#### [Given data]
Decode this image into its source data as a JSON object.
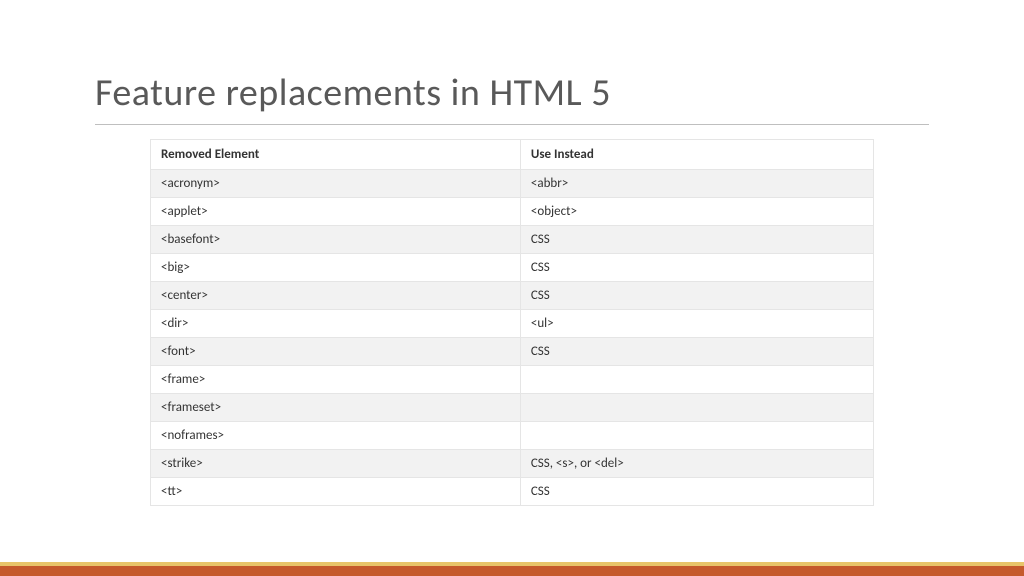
{
  "slide": {
    "title": "Feature replacements in HTML 5"
  },
  "table": {
    "headers": {
      "removed": "Removed Element",
      "instead": "Use Instead"
    },
    "rows": [
      {
        "removed": "<acronym>",
        "instead": "<abbr>"
      },
      {
        "removed": "<applet>",
        "instead": "<object>"
      },
      {
        "removed": "<basefont>",
        "instead": "CSS"
      },
      {
        "removed": "<big>",
        "instead": "CSS"
      },
      {
        "removed": "<center>",
        "instead": "CSS"
      },
      {
        "removed": "<dir>",
        "instead": "<ul>"
      },
      {
        "removed": "<font>",
        "instead": "CSS"
      },
      {
        "removed": "<frame>",
        "instead": ""
      },
      {
        "removed": "<frameset>",
        "instead": ""
      },
      {
        "removed": "<noframes>",
        "instead": ""
      },
      {
        "removed": "<strike>",
        "instead": "CSS, <s>, or <del>"
      },
      {
        "removed": "<tt>",
        "instead": "CSS"
      }
    ]
  },
  "colors": {
    "accent": "#c55a2c",
    "gold": "#e8c56a"
  }
}
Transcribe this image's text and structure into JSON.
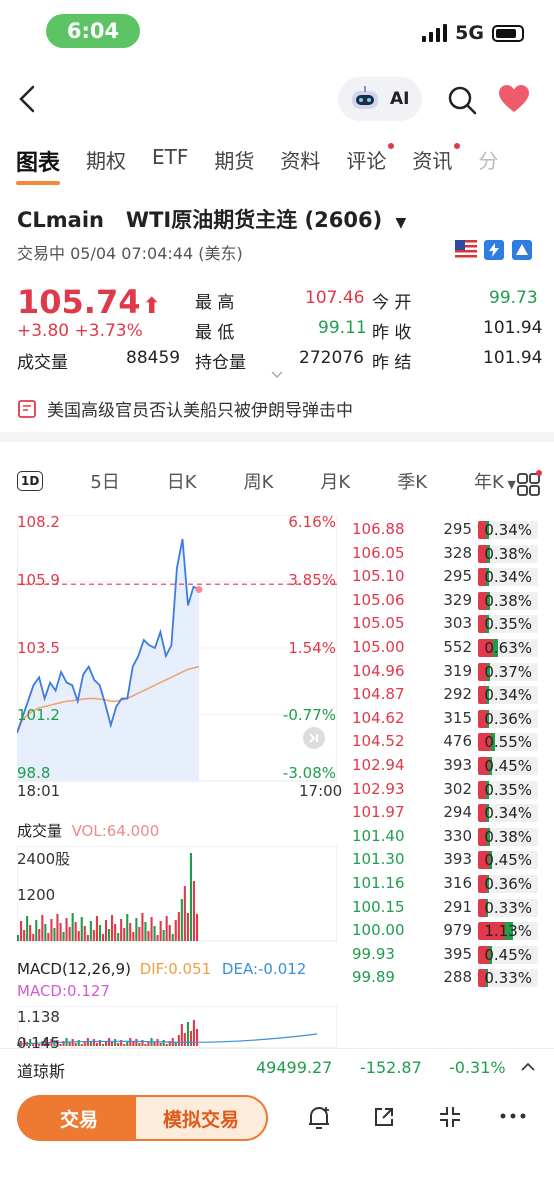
{
  "status_bar": {
    "time": "6:04",
    "network": "5G"
  },
  "nav": {
    "ai_label": "AI"
  },
  "tabs": [
    {
      "label": "图表",
      "active": true,
      "dot": false
    },
    {
      "label": "期权",
      "active": false,
      "dot": false
    },
    {
      "label": "ETF",
      "active": false,
      "dot": false
    },
    {
      "label": "期货",
      "active": false,
      "dot": false
    },
    {
      "label": "资料",
      "active": false,
      "dot": false
    },
    {
      "label": "评论",
      "active": false,
      "dot": true
    },
    {
      "label": "资讯",
      "active": false,
      "dot": true
    },
    {
      "label": "分",
      "active": false,
      "dot": false
    }
  ],
  "ticker": {
    "title": "CLmain   WTI原油期货主连 (2606)",
    "status_line": "交易中 05/04 07:04:44 (美东)",
    "price": "105.74",
    "change": "+3.80",
    "change_pct": "+3.73%",
    "volume_label": "成交量",
    "volume_value": "88459"
  },
  "quote": {
    "high_label": "最 高",
    "high": "107.46",
    "low_label": "最 低",
    "low": "99.11",
    "oi_label": "持仓量",
    "oi": "272076",
    "open_label": "今 开",
    "open": "99.73",
    "prev_close_label": "昨 收",
    "prev_close": "101.94",
    "prev_settle_label": "昨 结",
    "prev_settle": "101.94"
  },
  "news_headline": "美国高级官员否认美船只被伊朗导弹击中",
  "periods": [
    "1D",
    "5日",
    "日K",
    "周K",
    "月K",
    "季K",
    "年K"
  ],
  "chart_labels": {
    "y_left": [
      "108.2",
      "105.9",
      "103.5",
      "101.2",
      "98.8"
    ],
    "y_right": [
      "6.16%",
      "3.85%",
      "1.54%",
      "-0.77%",
      "-3.08%"
    ],
    "x_start": "18:01",
    "x_end": "17:00"
  },
  "volume_section": {
    "title": "成交量",
    "vol_label": "VOL:64.000",
    "max_label": "2400股",
    "mid_label": "1200"
  },
  "macd_section": {
    "title": "MACD(12,26,9)",
    "dif": "DIF:0.051",
    "dea": "DEA:-0.012",
    "macd": "MACD:0.127",
    "top": "1.138",
    "mid": "0.145"
  },
  "chart_data": {
    "type": "line",
    "title": "",
    "x_range": [
      "18:01",
      "17:00"
    ],
    "ylim": [
      98.8,
      108.2
    ],
    "prev_close": 101.94,
    "series": [
      {
        "values": [
          100.3,
          100.9,
          101.5,
          102.1,
          102.4,
          101.6,
          102.2,
          101.9,
          102.6,
          102.2,
          102.1,
          101.5,
          102.5,
          102.8,
          102.3,
          102.1,
          101.4,
          100.6,
          101.3,
          101.6,
          101.6,
          102.8,
          103.2,
          103.8,
          103.6,
          103.5,
          104.1,
          103.2,
          103.6,
          106.5,
          107.6,
          105.1,
          105.8,
          105.7
        ]
      },
      {
        "values": [
          100.3,
          100.8,
          101.0,
          101.15,
          101.25,
          101.3,
          101.35,
          101.4,
          101.45,
          101.5,
          101.52,
          101.55,
          101.58,
          101.6,
          101.6,
          101.58,
          101.55,
          101.5,
          101.5,
          101.55,
          101.6,
          101.7,
          101.8,
          101.9,
          102.0,
          102.1,
          102.2,
          102.3,
          102.4,
          102.5,
          102.6,
          102.7,
          102.75,
          102.8
        ]
      }
    ]
  },
  "order_book": [
    {
      "price": "106.88",
      "size": "295",
      "pct": "0.34%",
      "up": true,
      "fill": 0.34
    },
    {
      "price": "106.05",
      "size": "328",
      "pct": "0.38%",
      "up": true,
      "fill": 0.38
    },
    {
      "price": "105.10",
      "size": "295",
      "pct": "0.34%",
      "up": true,
      "fill": 0.34
    },
    {
      "price": "105.06",
      "size": "329",
      "pct": "0.38%",
      "up": true,
      "fill": 0.38
    },
    {
      "price": "105.05",
      "size": "303",
      "pct": "0.35%",
      "up": true,
      "fill": 0.35
    },
    {
      "price": "105.00",
      "size": "552",
      "pct": "0.63%",
      "up": true,
      "fill": 0.63
    },
    {
      "price": "104.96",
      "size": "319",
      "pct": "0.37%",
      "up": true,
      "fill": 0.37
    },
    {
      "price": "104.87",
      "size": "292",
      "pct": "0.34%",
      "up": true,
      "fill": 0.34
    },
    {
      "price": "104.62",
      "size": "315",
      "pct": "0.36%",
      "up": true,
      "fill": 0.36
    },
    {
      "price": "104.52",
      "size": "476",
      "pct": "0.55%",
      "up": true,
      "fill": 0.55
    },
    {
      "price": "102.94",
      "size": "393",
      "pct": "0.45%",
      "up": true,
      "fill": 0.45
    },
    {
      "price": "102.93",
      "size": "302",
      "pct": "0.35%",
      "up": true,
      "fill": 0.35
    },
    {
      "price": "101.97",
      "size": "294",
      "pct": "0.34%",
      "up": true,
      "fill": 0.34
    },
    {
      "price": "101.40",
      "size": "330",
      "pct": "0.38%",
      "up": false,
      "fill": 0.38
    },
    {
      "price": "101.30",
      "size": "393",
      "pct": "0.45%",
      "up": false,
      "fill": 0.45
    },
    {
      "price": "101.16",
      "size": "316",
      "pct": "0.36%",
      "up": false,
      "fill": 0.36
    },
    {
      "price": "100.15",
      "size": "291",
      "pct": "0.33%",
      "up": false,
      "fill": 0.33
    },
    {
      "price": "100.00",
      "size": "979",
      "pct": "1.13%",
      "up": false,
      "fill": 1.13
    },
    {
      "price": "99.93",
      "size": "395",
      "pct": "0.45%",
      "up": false,
      "fill": 0.45
    },
    {
      "price": "99.89",
      "size": "288",
      "pct": "0.33%",
      "up": false,
      "fill": 0.33
    }
  ],
  "bottom_ticker": {
    "name": "道琼斯",
    "value": "49499.27",
    "change": "-152.87",
    "pct": "-0.31%"
  },
  "actions": {
    "trade": "交易",
    "sim_trade": "模拟交易"
  },
  "colors": {
    "up": "#e0394a",
    "down": "#1f9e4a",
    "accent": "#ee7a32",
    "line": "#3d7be0"
  }
}
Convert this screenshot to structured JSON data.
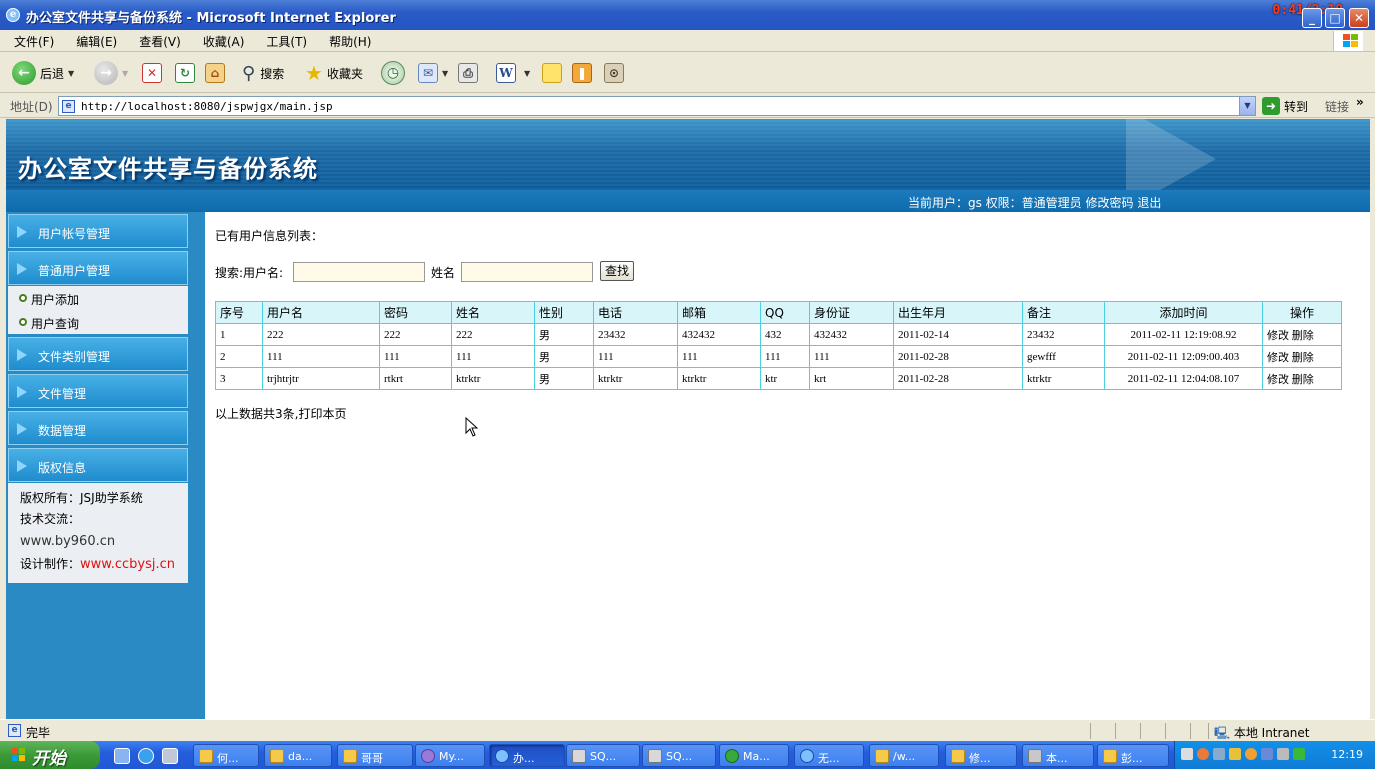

#### [Given request]
Transcribe the whole listing exactly. Pictures are excluded.

#### [Exercise answer]
Decode this image into its source data as a JSON object.
{
  "slide": {
    "title": "Feature replacements in HTML 5"
  },
  "table": {
    "headers": {
      "removed": "Removed Element",
      "instead": "Use Instead"
    },
    "rows": [
      {
        "removed": "<acronym>",
        "instead": "<abbr>"
      },
      {
        "removed": "<applet>",
        "instead": "<object>"
      },
      {
        "removed": "<basefont>",
        "instead": "CSS"
      },
      {
        "removed": "<big>",
        "instead": "CSS"
      },
      {
        "removed": "<center>",
        "instead": "CSS"
      },
      {
        "removed": "<dir>",
        "instead": "<ul>"
      },
      {
        "removed": "<font>",
        "instead": "CSS"
      },
      {
        "removed": "<frame>",
        "instead": ""
      },
      {
        "removed": "<frameset>",
        "instead": ""
      },
      {
        "removed": "<noframes>",
        "instead": ""
      },
      {
        "removed": "<strike>",
        "instead": "CSS, <s>, or <del>"
      },
      {
        "removed": "<tt>",
        "instead": "CSS"
      }
    ]
  },
  "colors": {
    "accent": "#c55a2c",
    "gold": "#e8c56a"
  }
}
Transcribe this image's text and structure into JSON.
{
  "status_bar": {
    "time": "6:04",
    "network": "5G"
  },
  "nav": {
    "ai_label": "AI"
  },
  "tabs": [
    {
      "label": "图表",
      "active": true,
      "dot": false
    },
    {
      "label": "期权",
      "active": false,
      "dot": false
    },
    {
      "label": "ETF",
      "active": false,
      "dot": false
    },
    {
      "label": "期货",
      "active": false,
      "dot": false
    },
    {
      "label": "资料",
      "active": false,
      "dot": false
    },
    {
      "label": "评论",
      "active": false,
      "dot": true
    },
    {
      "label": "资讯",
      "active": false,
      "dot": true
    },
    {
      "label": "分",
      "active": false,
      "dot": false
    }
  ],
  "ticker": {
    "title": "CLmain   WTI原油期货主连 (2606)",
    "status_line": "交易中 05/04 07:04:44 (美东)",
    "price": "105.74",
    "change": "+3.80",
    "change_pct": "+3.73%",
    "volume_label": "成交量",
    "volume_value": "88459"
  },
  "quote": {
    "high_label": "最 高",
    "high": "107.46",
    "low_label": "最 低",
    "low": "99.11",
    "oi_label": "持仓量",
    "oi": "272076",
    "open_label": "今 开",
    "open": "99.73",
    "prev_close_label": "昨 收",
    "prev_close": "101.94",
    "prev_settle_label": "昨 结",
    "prev_settle": "101.94"
  },
  "news_headline": "美国高级官员否认美船只被伊朗导弹击中",
  "periods": [
    "1D",
    "5日",
    "日K",
    "周K",
    "月K",
    "季K",
    "年K"
  ],
  "chart_labels": {
    "y_left": [
      "108.2",
      "105.9",
      "103.5",
      "101.2",
      "98.8"
    ],
    "y_right": [
      "6.16%",
      "3.85%",
      "1.54%",
      "-0.77%",
      "-3.08%"
    ],
    "x_start": "18:01",
    "x_end": "17:00"
  },
  "volume_section": {
    "title": "成交量",
    "vol_label": "VOL:64.000",
    "max_label": "2400股",
    "mid_label": "1200"
  },
  "macd_section": {
    "title": "MACD(12,26,9)",
    "dif": "DIF:0.051",
    "dea": "DEA:-0.012",
    "macd": "MACD:0.127",
    "top": "1.138",
    "mid": "0.145"
  },
  "chart_data": {
    "type": "line",
    "title": "",
    "x_range": [
      "18:01",
      "17:00"
    ],
    "ylim": [
      98.8,
      108.2
    ],
    "prev_close": 101.94,
    "series": [
      {
        "values": [
          100.3,
          100.9,
          101.5,
          102.1,
          102.4,
          101.6,
          102.2,
          101.9,
          102.6,
          102.2,
          102.1,
          101.5,
          102.5,
          102.8,
          102.3,
          102.1,
          101.4,
          100.6,
          101.3,
          101.6,
          101.6,
          102.8,
          103.2,
          103.8,
          103.6,
          103.5,
          104.1,
          103.2,
          103.6,
          106.5,
          107.6,
          105.1,
          105.8,
          105.7
        ]
      },
      {
        "values": [
          100.3,
          100.8,
          101.0,
          101.15,
          101.25,
          101.3,
          101.35,
          101.4,
          101.45,
          101.5,
          101.52,
          101.55,
          101.58,
          101.6,
          101.6,
          101.58,
          101.55,
          101.5,
          101.5,
          101.55,
          101.6,
          101.7,
          101.8,
          101.9,
          102.0,
          102.1,
          102.2,
          102.3,
          102.4,
          102.5,
          102.6,
          102.7,
          102.75,
          102.8
        ]
      }
    ]
  },
  "order_book": [
    {
      "price": "106.88",
      "size": "295",
      "pct": "0.34%",
      "up": true,
      "fill": 0.34
    },
    {
      "price": "106.05",
      "size": "328",
      "pct": "0.38%",
      "up": true,
      "fill": 0.38
    },
    {
      "price": "105.10",
      "size": "295",
      "pct": "0.34%",
      "up": true,
      "fill": 0.34
    },
    {
      "price": "105.06",
      "size": "329",
      "pct": "0.38%",
      "up": true,
      "fill": 0.38
    },
    {
      "price": "105.05",
      "size": "303",
      "pct": "0.35%",
      "up": true,
      "fill": 0.35
    },
    {
      "price": "105.00",
      "size": "552",
      "pct": "0.63%",
      "up": true,
      "fill": 0.63
    },
    {
      "price": "104.96",
      "size": "319",
      "pct": "0.37%",
      "up": true,
      "fill": 0.37
    },
    {
      "price": "104.87",
      "size": "292",
      "pct": "0.34%",
      "up": true,
      "fill": 0.34
    },
    {
      "price": "104.62",
      "size": "315",
      "pct": "0.36%",
      "up": true,
      "fill": 0.36
    },
    {
      "price": "104.52",
      "size": "476",
      "pct": "0.55%",
      "up": true,
      "fill": 0.55
    },
    {
      "price": "102.94",
      "size": "393",
      "pct": "0.45%",
      "up": true,
      "fill": 0.45
    },
    {
      "price": "102.93",
      "size": "302",
      "pct": "0.35%",
      "up": true,
      "fill": 0.35
    },
    {
      "price": "101.97",
      "size": "294",
      "pct": "0.34%",
      "up": true,
      "fill": 0.34
    },
    {
      "price": "101.40",
      "size": "330",
      "pct": "0.38%",
      "up": false,
      "fill": 0.38
    },
    {
      "price": "101.30",
      "size": "393",
      "pct": "0.45%",
      "up": false,
      "fill": 0.45
    },
    {
      "price": "101.16",
      "size": "316",
      "pct": "0.36%",
      "up": false,
      "fill": 0.36
    },
    {
      "price": "100.15",
      "size": "291",
      "pct": "0.33%",
      "up": false,
      "fill": 0.33
    },
    {
      "price": "100.00",
      "size": "979",
      "pct": "1.13%",
      "up": false,
      "fill": 1.13
    },
    {
      "price": "99.93",
      "size": "395",
      "pct": "0.45%",
      "up": false,
      "fill": 0.45
    },
    {
      "price": "99.89",
      "size": "288",
      "pct": "0.33%",
      "up": false,
      "fill": 0.33
    }
  ],
  "bottom_ticker": {
    "name": "道琼斯",
    "value": "49499.27",
    "change": "-152.87",
    "pct": "-0.31%"
  },
  "actions": {
    "trade": "交易",
    "sim_trade": "模拟交易"
  },
  "colors": {
    "up": "#e0394a",
    "down": "#1f9e4a",
    "accent": "#ee7a32",
    "line": "#3d7be0"
  }
}
Convert this screenshot to structured JSON data.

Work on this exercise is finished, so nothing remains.